■ Given request:
Pull out each line of the data that includes the word "whole".

■ Material provided:
------------------------------------
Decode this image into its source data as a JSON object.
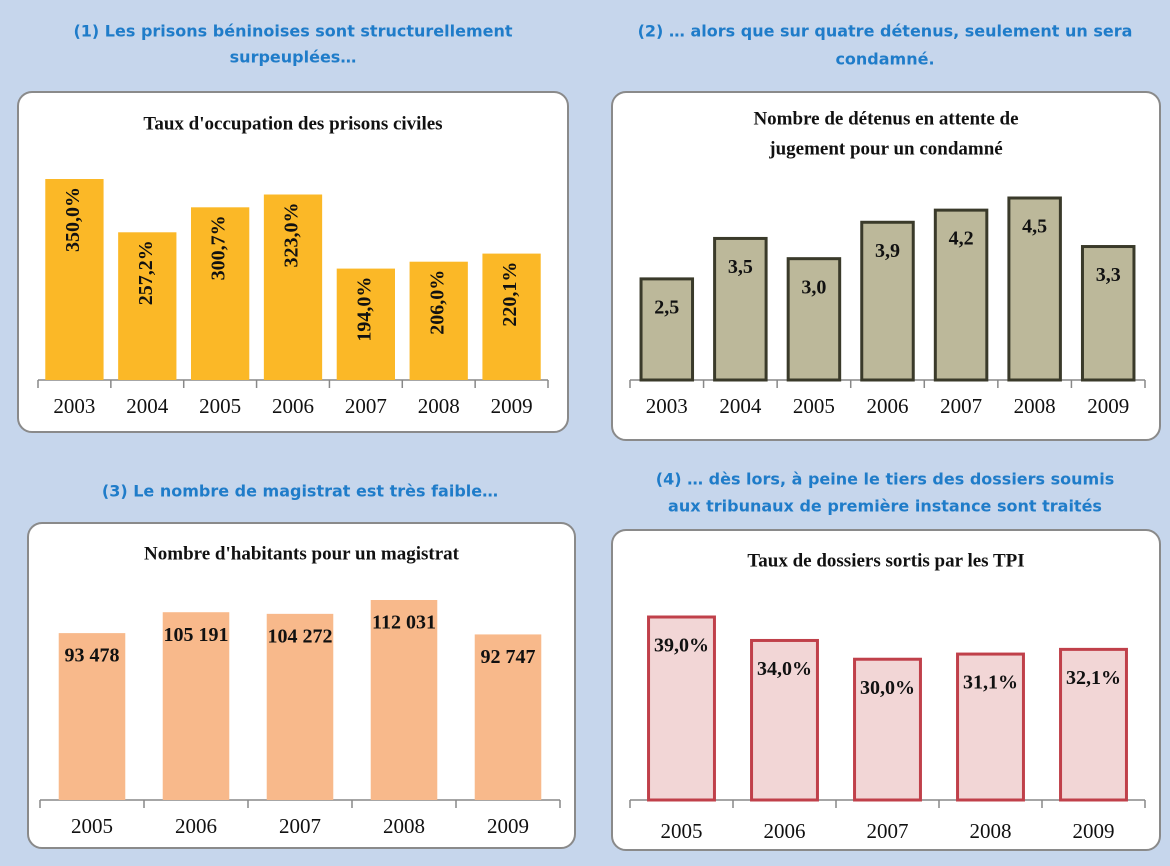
{
  "chart_data": [
    {
      "type": "bar",
      "heading": [
        "(1) Les prisons béninoises sont structurellement",
        "surpeuplées…"
      ],
      "title": [
        "Taux d'occupation des prisons civiles"
      ],
      "categories": [
        "2003",
        "2004",
        "2005",
        "2006",
        "2007",
        "2008",
        "2009"
      ],
      "values": [
        350.0,
        257.2,
        300.7,
        323.0,
        194.0,
        206.0,
        220.1
      ],
      "value_labels": [
        "350,0%",
        "257,2%",
        "300,7%",
        "323,0%",
        "194,0%",
        "206,0%",
        "220,1%"
      ],
      "color": "#fbb827"
    },
    {
      "type": "bar",
      "heading": [
        "(2) … alors que sur quatre détenus, seulement un sera",
        "condamné."
      ],
      "title": [
        "Nombre de détenus en attente de",
        "jugement pour un condamné"
      ],
      "categories": [
        "2003",
        "2004",
        "2005",
        "2006",
        "2007",
        "2008",
        "2009"
      ],
      "values": [
        2.5,
        3.5,
        3.0,
        3.9,
        4.2,
        4.5,
        3.3
      ],
      "value_labels": [
        "2,5",
        "3,5",
        "3,0",
        "3,9",
        "4,2",
        "4,5",
        "3,3"
      ],
      "color": "#bcb89a",
      "edge_color": "#3a3a2a"
    },
    {
      "type": "bar",
      "heading": [
        "(3) Le nombre de magistrat est très faible…"
      ],
      "title": [
        "Nombre d'habitants pour un magistrat"
      ],
      "categories": [
        "2005",
        "2006",
        "2007",
        "2008",
        "2009"
      ],
      "values": [
        93478,
        105191,
        104272,
        112031,
        92747
      ],
      "value_labels": [
        "93 478",
        "105 191",
        "104 272",
        "112 031",
        "92 747"
      ],
      "color": "#f8b98b"
    },
    {
      "type": "bar",
      "heading": [
        "(4) … dès lors, à peine le tiers des dossiers soumis",
        "aux tribunaux de première instance sont traités"
      ],
      "title": [
        "Taux de dossiers sortis par les TPI"
      ],
      "categories": [
        "2005",
        "2006",
        "2007",
        "2008",
        "2009"
      ],
      "values": [
        39.0,
        34.0,
        30.0,
        31.1,
        32.1
      ],
      "value_labels": [
        "39,0%",
        "34,0%",
        "30,0%",
        "31,1%",
        "32,1%"
      ],
      "color": "#f2d6d6",
      "edge_color": "#c0404a"
    }
  ]
}
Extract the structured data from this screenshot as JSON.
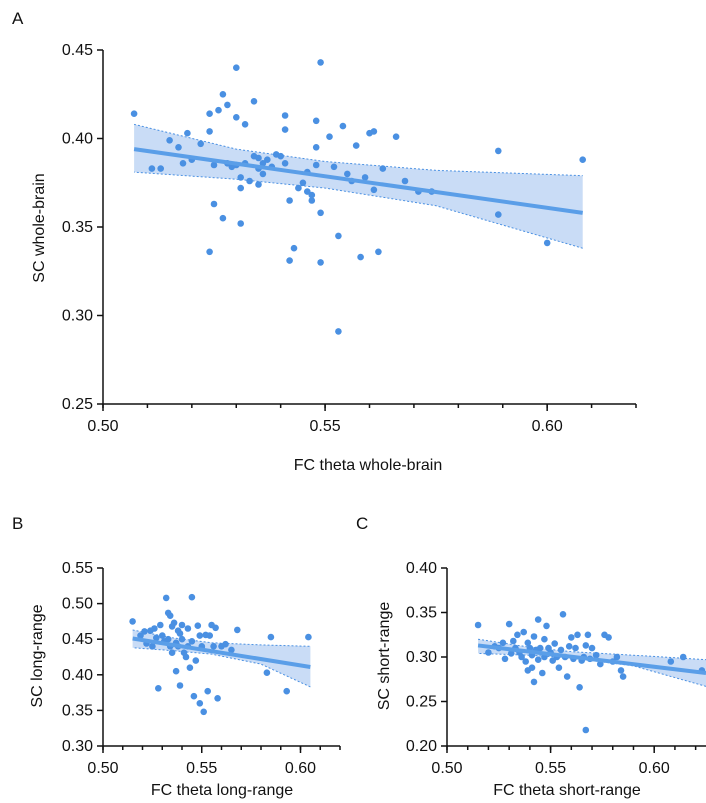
{
  "colors": {
    "points": "#4a90e2",
    "fit_line": "#5a9ee8",
    "ci_fill": "#c9dcf6",
    "ci_border": "#4a90e2"
  },
  "chart_data": [
    {
      "panel": "A",
      "type": "scatter",
      "xlabel": "FC theta whole-brain",
      "ylabel": "SC whole-brain",
      "xlim": [
        0.5,
        0.62
      ],
      "ylim": [
        0.25,
        0.45
      ],
      "xticks": [
        "0.50",
        "0.55",
        "0.60"
      ],
      "yticks": [
        "0.25",
        "0.30",
        "0.35",
        "0.40",
        "0.45"
      ],
      "grid": false,
      "fit": {
        "x": [
          0.507,
          0.608
        ],
        "y": [
          0.394,
          0.358
        ]
      },
      "ci": {
        "x": [
          0.507,
          0.53,
          0.55,
          0.575,
          0.608
        ],
        "upper": [
          0.408,
          0.394,
          0.387,
          0.382,
          0.379
        ],
        "lower": [
          0.381,
          0.377,
          0.372,
          0.362,
          0.338
        ]
      },
      "points": [
        [
          0.507,
          0.414
        ],
        [
          0.511,
          0.383
        ],
        [
          0.513,
          0.383
        ],
        [
          0.515,
          0.399
        ],
        [
          0.517,
          0.395
        ],
        [
          0.518,
          0.386
        ],
        [
          0.519,
          0.403
        ],
        [
          0.52,
          0.388
        ],
        [
          0.522,
          0.397
        ],
        [
          0.524,
          0.414
        ],
        [
          0.524,
          0.404
        ],
        [
          0.524,
          0.336
        ],
        [
          0.525,
          0.385
        ],
        [
          0.525,
          0.363
        ],
        [
          0.526,
          0.416
        ],
        [
          0.527,
          0.425
        ],
        [
          0.527,
          0.355
        ],
        [
          0.528,
          0.419
        ],
        [
          0.528,
          0.386
        ],
        [
          0.529,
          0.384
        ],
        [
          0.53,
          0.412
        ],
        [
          0.53,
          0.44
        ],
        [
          0.53,
          0.385
        ],
        [
          0.531,
          0.378
        ],
        [
          0.531,
          0.372
        ],
        [
          0.531,
          0.352
        ],
        [
          0.532,
          0.386
        ],
        [
          0.532,
          0.408
        ],
        [
          0.533,
          0.376
        ],
        [
          0.534,
          0.421
        ],
        [
          0.534,
          0.39
        ],
        [
          0.535,
          0.374
        ],
        [
          0.535,
          0.383
        ],
        [
          0.535,
          0.389
        ],
        [
          0.536,
          0.386
        ],
        [
          0.536,
          0.38
        ],
        [
          0.537,
          0.388
        ],
        [
          0.538,
          0.384
        ],
        [
          0.539,
          0.391
        ],
        [
          0.54,
          0.39
        ],
        [
          0.541,
          0.413
        ],
        [
          0.541,
          0.405
        ],
        [
          0.541,
          0.386
        ],
        [
          0.542,
          0.365
        ],
        [
          0.542,
          0.331
        ],
        [
          0.543,
          0.338
        ],
        [
          0.544,
          0.372
        ],
        [
          0.545,
          0.375
        ],
        [
          0.546,
          0.381
        ],
        [
          0.546,
          0.37
        ],
        [
          0.547,
          0.365
        ],
        [
          0.547,
          0.368
        ],
        [
          0.548,
          0.41
        ],
        [
          0.548,
          0.395
        ],
        [
          0.548,
          0.385
        ],
        [
          0.549,
          0.443
        ],
        [
          0.549,
          0.358
        ],
        [
          0.549,
          0.33
        ],
        [
          0.551,
          0.401
        ],
        [
          0.552,
          0.384
        ],
        [
          0.553,
          0.345
        ],
        [
          0.553,
          0.291
        ],
        [
          0.554,
          0.407
        ],
        [
          0.555,
          0.38
        ],
        [
          0.556,
          0.376
        ],
        [
          0.557,
          0.396
        ],
        [
          0.558,
          0.333
        ],
        [
          0.559,
          0.378
        ],
        [
          0.56,
          0.403
        ],
        [
          0.561,
          0.404
        ],
        [
          0.561,
          0.371
        ],
        [
          0.562,
          0.336
        ],
        [
          0.563,
          0.383
        ],
        [
          0.566,
          0.401
        ],
        [
          0.568,
          0.376
        ],
        [
          0.571,
          0.37
        ],
        [
          0.574,
          0.37
        ],
        [
          0.589,
          0.393
        ],
        [
          0.589,
          0.357
        ],
        [
          0.6,
          0.341
        ],
        [
          0.608,
          0.388
        ]
      ]
    },
    {
      "panel": "B",
      "type": "scatter",
      "xlabel": "FC theta long-range",
      "ylabel": "SC long-range",
      "xlim": [
        0.5,
        0.62
      ],
      "ylim": [
        0.3,
        0.55
      ],
      "xticks": [
        "0.50",
        "0.55",
        "0.60"
      ],
      "yticks": [
        "0.30",
        "0.35",
        "0.40",
        "0.45",
        "0.50",
        "0.55"
      ],
      "grid": false,
      "fit": {
        "x": [
          0.515,
          0.605
        ],
        "y": [
          0.451,
          0.411
        ]
      },
      "ci": {
        "x": [
          0.515,
          0.535,
          0.555,
          0.58,
          0.605
        ],
        "upper": [
          0.463,
          0.452,
          0.445,
          0.442,
          0.44
        ],
        "lower": [
          0.438,
          0.434,
          0.429,
          0.415,
          0.383
        ]
      },
      "points": [
        [
          0.515,
          0.475
        ],
        [
          0.519,
          0.455
        ],
        [
          0.521,
          0.461
        ],
        [
          0.522,
          0.444
        ],
        [
          0.524,
          0.462
        ],
        [
          0.525,
          0.44
        ],
        [
          0.526,
          0.465
        ],
        [
          0.527,
          0.452
        ],
        [
          0.528,
          0.381
        ],
        [
          0.529,
          0.47
        ],
        [
          0.53,
          0.455
        ],
        [
          0.531,
          0.447
        ],
        [
          0.532,
          0.508
        ],
        [
          0.533,
          0.487
        ],
        [
          0.533,
          0.45
        ],
        [
          0.534,
          0.483
        ],
        [
          0.534,
          0.44
        ],
        [
          0.535,
          0.468
        ],
        [
          0.535,
          0.431
        ],
        [
          0.536,
          0.473
        ],
        [
          0.537,
          0.445
        ],
        [
          0.537,
          0.405
        ],
        [
          0.538,
          0.462
        ],
        [
          0.538,
          0.44
        ],
        [
          0.539,
          0.458
        ],
        [
          0.539,
          0.385
        ],
        [
          0.54,
          0.47
        ],
        [
          0.54,
          0.45
        ],
        [
          0.541,
          0.431
        ],
        [
          0.542,
          0.425
        ],
        [
          0.543,
          0.465
        ],
        [
          0.543,
          0.44
        ],
        [
          0.544,
          0.41
        ],
        [
          0.545,
          0.509
        ],
        [
          0.545,
          0.447
        ],
        [
          0.546,
          0.37
        ],
        [
          0.547,
          0.42
        ],
        [
          0.548,
          0.469
        ],
        [
          0.549,
          0.455
        ],
        [
          0.549,
          0.36
        ],
        [
          0.55,
          0.439
        ],
        [
          0.55,
          0.44
        ],
        [
          0.551,
          0.348
        ],
        [
          0.552,
          0.456
        ],
        [
          0.553,
          0.377
        ],
        [
          0.554,
          0.455
        ],
        [
          0.555,
          0.47
        ],
        [
          0.556,
          0.44
        ],
        [
          0.557,
          0.466
        ],
        [
          0.558,
          0.367
        ],
        [
          0.56,
          0.44
        ],
        [
          0.562,
          0.443
        ],
        [
          0.565,
          0.435
        ],
        [
          0.568,
          0.463
        ],
        [
          0.583,
          0.403
        ],
        [
          0.585,
          0.453
        ],
        [
          0.593,
          0.377
        ],
        [
          0.604,
          0.453
        ]
      ]
    },
    {
      "panel": "C",
      "type": "scatter",
      "xlabel": "FC theta short-range",
      "ylabel": "SC short-range",
      "xlim": [
        0.5,
        0.625
      ],
      "ylim": [
        0.2,
        0.4
      ],
      "xticks": [
        "0.50",
        "0.55",
        "0.60"
      ],
      "yticks": [
        "0.20",
        "0.25",
        "0.30",
        "0.35",
        "0.40"
      ],
      "grid": false,
      "fit": {
        "x": [
          0.515,
          0.625
        ],
        "y": [
          0.313,
          0.282
        ]
      },
      "ci": {
        "x": [
          0.515,
          0.54,
          0.56,
          0.59,
          0.625
        ],
        "upper": [
          0.32,
          0.311,
          0.306,
          0.302,
          0.297
        ],
        "lower": [
          0.304,
          0.302,
          0.299,
          0.29,
          0.267
        ]
      },
      "points": [
        [
          0.515,
          0.336
        ],
        [
          0.52,
          0.305
        ],
        [
          0.523,
          0.312
        ],
        [
          0.525,
          0.31
        ],
        [
          0.527,
          0.316
        ],
        [
          0.528,
          0.298
        ],
        [
          0.53,
          0.337
        ],
        [
          0.531,
          0.304
        ],
        [
          0.532,
          0.318
        ],
        [
          0.533,
          0.31
        ],
        [
          0.534,
          0.325
        ],
        [
          0.535,
          0.305
        ],
        [
          0.536,
          0.3
        ],
        [
          0.537,
          0.328
        ],
        [
          0.538,
          0.295
        ],
        [
          0.539,
          0.316
        ],
        [
          0.539,
          0.285
        ],
        [
          0.54,
          0.31
        ],
        [
          0.541,
          0.302
        ],
        [
          0.541,
          0.288
        ],
        [
          0.542,
          0.323
        ],
        [
          0.542,
          0.272
        ],
        [
          0.543,
          0.308
        ],
        [
          0.544,
          0.297
        ],
        [
          0.544,
          0.342
        ],
        [
          0.545,
          0.31
        ],
        [
          0.546,
          0.282
        ],
        [
          0.547,
          0.32
        ],
        [
          0.547,
          0.3
        ],
        [
          0.548,
          0.335
        ],
        [
          0.549,
          0.31
        ],
        [
          0.55,
          0.305
        ],
        [
          0.551,
          0.296
        ],
        [
          0.552,
          0.315
        ],
        [
          0.553,
          0.3
        ],
        [
          0.554,
          0.288
        ],
        [
          0.555,
          0.308
        ],
        [
          0.556,
          0.348
        ],
        [
          0.557,
          0.3
        ],
        [
          0.558,
          0.278
        ],
        [
          0.559,
          0.312
        ],
        [
          0.56,
          0.322
        ],
        [
          0.561,
          0.298
        ],
        [
          0.562,
          0.31
        ],
        [
          0.563,
          0.325
        ],
        [
          0.564,
          0.266
        ],
        [
          0.565,
          0.296
        ],
        [
          0.566,
          0.3
        ],
        [
          0.567,
          0.313
        ],
        [
          0.567,
          0.218
        ],
        [
          0.568,
          0.325
        ],
        [
          0.569,
          0.298
        ],
        [
          0.57,
          0.31
        ],
        [
          0.572,
          0.302
        ],
        [
          0.574,
          0.292
        ],
        [
          0.576,
          0.325
        ],
        [
          0.578,
          0.322
        ],
        [
          0.58,
          0.295
        ],
        [
          0.582,
          0.3
        ],
        [
          0.584,
          0.285
        ],
        [
          0.585,
          0.278
        ],
        [
          0.608,
          0.295
        ],
        [
          0.614,
          0.3
        ],
        [
          0.623,
          0.285
        ]
      ]
    }
  ]
}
------------------------------------
■ Task solution:
      "xlabel": "FC theta whole-brain",
      "ylabel": "SC whole-brain",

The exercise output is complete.